*** BRANO

13 Luglio 2025
XV Domenica
del Tempo Ordinario
Anno C
Francesco incontra Cristo nel lebbroso: scende da cavallo, ama, si dona. L’amore trasfigura il volto dell’altro e rinnova il mondo.
IL SAMARITANO
Vogliamo rileggere la parabola del buon samaritano nell’esperienza di Francesco d’Assisi. Ad un certo punto della sua vita, come è noto, egli ha avvertito che Qualcuno lo precedeva, lo amava, lo conduceva, e lo ispirava…ma non sapeva chi era. Che fare? Francesco allora si confronta con i suoi più alti ideali, quelli della cavalleria. Deve diventare cavaliere. Ma quando una Voce interiore gli fa capire che è più importante il padrone del servo, abbandona i suoi sogni e ritorna sconfitto alla sua terra natale. Lo Spirito però lo sta muovendo dal di dentro. E dove lo conduce? È Francesco stesso a dircelo nel Testamento:
Il Signore concesse a me, frate Francesco, d’incominciare così a fare penitenza, poiché essendo io nei peccati, mi sembrava cosa troppo amara vedere i lebbrosi; e il Signore stesso mi condusse tra loro e usai con essi misericordia.

******

Riprendi il brano su Francesco d'Assisi e il buon samaritano subito dopo l'ultima frase riportata e proseguilo.

*** MATERIALE MOSTRATO

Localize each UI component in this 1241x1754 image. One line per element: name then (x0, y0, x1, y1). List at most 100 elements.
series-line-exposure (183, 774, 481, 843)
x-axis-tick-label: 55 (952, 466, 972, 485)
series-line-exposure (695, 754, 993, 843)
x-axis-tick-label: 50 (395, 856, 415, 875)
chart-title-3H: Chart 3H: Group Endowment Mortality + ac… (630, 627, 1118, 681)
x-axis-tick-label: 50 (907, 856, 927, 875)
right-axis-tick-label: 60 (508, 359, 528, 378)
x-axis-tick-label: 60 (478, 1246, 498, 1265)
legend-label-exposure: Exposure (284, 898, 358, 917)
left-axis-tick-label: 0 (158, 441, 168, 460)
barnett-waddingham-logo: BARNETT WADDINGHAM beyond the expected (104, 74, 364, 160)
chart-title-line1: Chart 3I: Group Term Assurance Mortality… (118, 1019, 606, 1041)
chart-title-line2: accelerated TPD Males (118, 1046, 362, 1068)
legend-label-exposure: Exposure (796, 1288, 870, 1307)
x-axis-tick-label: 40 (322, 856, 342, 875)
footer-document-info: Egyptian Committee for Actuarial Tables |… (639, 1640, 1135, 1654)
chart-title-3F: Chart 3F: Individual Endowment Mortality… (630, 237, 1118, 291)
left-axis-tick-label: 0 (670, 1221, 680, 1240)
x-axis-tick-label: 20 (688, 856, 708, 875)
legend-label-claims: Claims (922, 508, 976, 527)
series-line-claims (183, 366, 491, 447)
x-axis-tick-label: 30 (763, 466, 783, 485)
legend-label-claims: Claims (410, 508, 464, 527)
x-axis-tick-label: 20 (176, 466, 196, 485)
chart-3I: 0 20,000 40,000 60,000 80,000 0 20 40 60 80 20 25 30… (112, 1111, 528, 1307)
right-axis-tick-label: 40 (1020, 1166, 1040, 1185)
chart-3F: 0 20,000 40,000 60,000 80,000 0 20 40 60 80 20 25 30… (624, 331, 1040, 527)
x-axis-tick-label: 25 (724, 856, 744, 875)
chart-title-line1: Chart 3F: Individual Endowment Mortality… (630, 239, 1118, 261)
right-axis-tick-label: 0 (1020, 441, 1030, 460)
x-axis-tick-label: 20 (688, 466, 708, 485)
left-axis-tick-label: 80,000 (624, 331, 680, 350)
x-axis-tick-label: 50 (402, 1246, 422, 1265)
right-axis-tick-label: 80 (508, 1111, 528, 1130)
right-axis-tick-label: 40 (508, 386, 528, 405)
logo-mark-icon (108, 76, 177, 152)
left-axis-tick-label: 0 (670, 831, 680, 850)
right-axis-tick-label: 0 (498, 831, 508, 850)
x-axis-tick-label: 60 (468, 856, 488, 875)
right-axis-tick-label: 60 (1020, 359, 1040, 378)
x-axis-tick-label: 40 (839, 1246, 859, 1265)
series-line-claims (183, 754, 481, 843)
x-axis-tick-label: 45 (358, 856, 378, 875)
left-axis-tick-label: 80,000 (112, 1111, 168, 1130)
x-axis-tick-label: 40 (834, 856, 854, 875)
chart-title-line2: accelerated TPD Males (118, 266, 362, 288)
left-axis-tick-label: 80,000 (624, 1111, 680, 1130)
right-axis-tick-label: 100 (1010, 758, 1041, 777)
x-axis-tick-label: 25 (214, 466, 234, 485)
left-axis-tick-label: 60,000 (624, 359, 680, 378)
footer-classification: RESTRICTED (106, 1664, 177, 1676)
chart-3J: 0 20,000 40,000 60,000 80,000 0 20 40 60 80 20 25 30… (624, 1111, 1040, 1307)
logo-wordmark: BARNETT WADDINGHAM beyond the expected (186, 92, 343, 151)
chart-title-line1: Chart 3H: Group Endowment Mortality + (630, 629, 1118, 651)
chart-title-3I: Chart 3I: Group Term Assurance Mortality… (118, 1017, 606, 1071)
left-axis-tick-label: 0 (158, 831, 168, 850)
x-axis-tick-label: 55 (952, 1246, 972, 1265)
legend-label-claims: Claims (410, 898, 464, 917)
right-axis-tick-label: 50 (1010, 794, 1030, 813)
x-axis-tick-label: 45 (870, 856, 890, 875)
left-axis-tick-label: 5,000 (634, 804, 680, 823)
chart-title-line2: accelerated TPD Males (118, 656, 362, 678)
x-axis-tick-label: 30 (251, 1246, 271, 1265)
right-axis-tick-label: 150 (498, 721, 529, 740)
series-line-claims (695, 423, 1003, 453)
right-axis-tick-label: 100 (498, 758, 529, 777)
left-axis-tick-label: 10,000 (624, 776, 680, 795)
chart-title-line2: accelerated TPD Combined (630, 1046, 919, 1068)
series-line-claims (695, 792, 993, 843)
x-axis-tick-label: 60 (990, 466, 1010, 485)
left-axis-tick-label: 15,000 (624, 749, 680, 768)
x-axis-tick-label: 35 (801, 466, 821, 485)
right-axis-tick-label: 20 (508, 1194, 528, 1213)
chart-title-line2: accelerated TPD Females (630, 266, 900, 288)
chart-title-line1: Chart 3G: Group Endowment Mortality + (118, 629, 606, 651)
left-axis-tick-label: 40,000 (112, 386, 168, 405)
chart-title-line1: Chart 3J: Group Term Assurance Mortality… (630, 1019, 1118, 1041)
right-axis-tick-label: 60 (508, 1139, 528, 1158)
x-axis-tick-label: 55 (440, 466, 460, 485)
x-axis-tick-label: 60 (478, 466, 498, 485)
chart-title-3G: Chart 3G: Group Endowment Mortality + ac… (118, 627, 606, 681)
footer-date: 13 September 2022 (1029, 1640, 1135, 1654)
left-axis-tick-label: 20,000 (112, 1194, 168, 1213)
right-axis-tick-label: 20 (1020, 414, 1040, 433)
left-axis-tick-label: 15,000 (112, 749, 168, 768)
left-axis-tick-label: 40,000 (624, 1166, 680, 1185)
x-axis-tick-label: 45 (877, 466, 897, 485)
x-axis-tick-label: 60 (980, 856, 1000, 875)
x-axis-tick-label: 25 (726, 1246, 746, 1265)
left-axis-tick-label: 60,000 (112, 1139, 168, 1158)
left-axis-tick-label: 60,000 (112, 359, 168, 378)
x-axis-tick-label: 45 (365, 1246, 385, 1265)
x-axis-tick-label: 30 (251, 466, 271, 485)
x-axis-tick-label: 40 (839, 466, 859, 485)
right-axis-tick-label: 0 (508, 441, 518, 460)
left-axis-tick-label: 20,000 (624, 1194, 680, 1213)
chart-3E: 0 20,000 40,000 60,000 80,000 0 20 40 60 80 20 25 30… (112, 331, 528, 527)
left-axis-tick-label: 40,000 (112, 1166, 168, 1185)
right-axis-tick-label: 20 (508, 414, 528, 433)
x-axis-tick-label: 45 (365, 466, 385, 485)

******

• RISULTATO:
Francesco è condotto dal Signore tra i lebbrosi, ma davanti a quello spettacolo raccapricciante inizialmente fugge. È una visione orribile. Ma in quel momento comprende pure che fuggire davanti ai lebbrosi, passare oltre, è la più terribile delle sconfitte. E un giorno si vince, scende da cavallo e bacia con riverenza la mano di uno di costoro. Ecco, questo è un primo passo, importantissimo. Finché in Francesco vince ciò che appare, la lebbra, egli non ha né il coraggio e né la forza per avvicinarsi all’uomo malato ed emarginato. Anzi, lo giudica e lo allontana ulteriormente. Quando invece accetta di incontrarlo, quando si ferma presso di lui, misteriosamente entra dentro la verità nascosta di quell’uomo e giunge ad una scoperta incredibile: il lebbroso è Gesù stesso, e quindi un fratello, un fratello cristiano.
Francesco intuisce poi un’altra cosa fondamentale, ed è questa: al prossimo non basta dare qualcosa ma bisogna donare se stessi, a partire dal cuore. Francesco ama quell’uomo, comincia ad amarlo e per questo lo abbraccia e lo bacia. Lo accoglie così com’è e lo genera in Cristo. Francesco ormai guarda con l’occhio della fede e mentre, felicissimo, rimonta a cavallo voltandosi indietro non vede più il lebbroso. Cosa è successo? Perché non lo vede più? Non lo vede perché attorno a lui non ci sono lebbrosi, ma soltanto fratelli cristiani. Francesco, secondo una bella immagine di Nicos Kasantzakis, comincia così a transustanziare il mondo e a ricomporlo nell’armonia del primo Amore del Padre, Gesù Cristo.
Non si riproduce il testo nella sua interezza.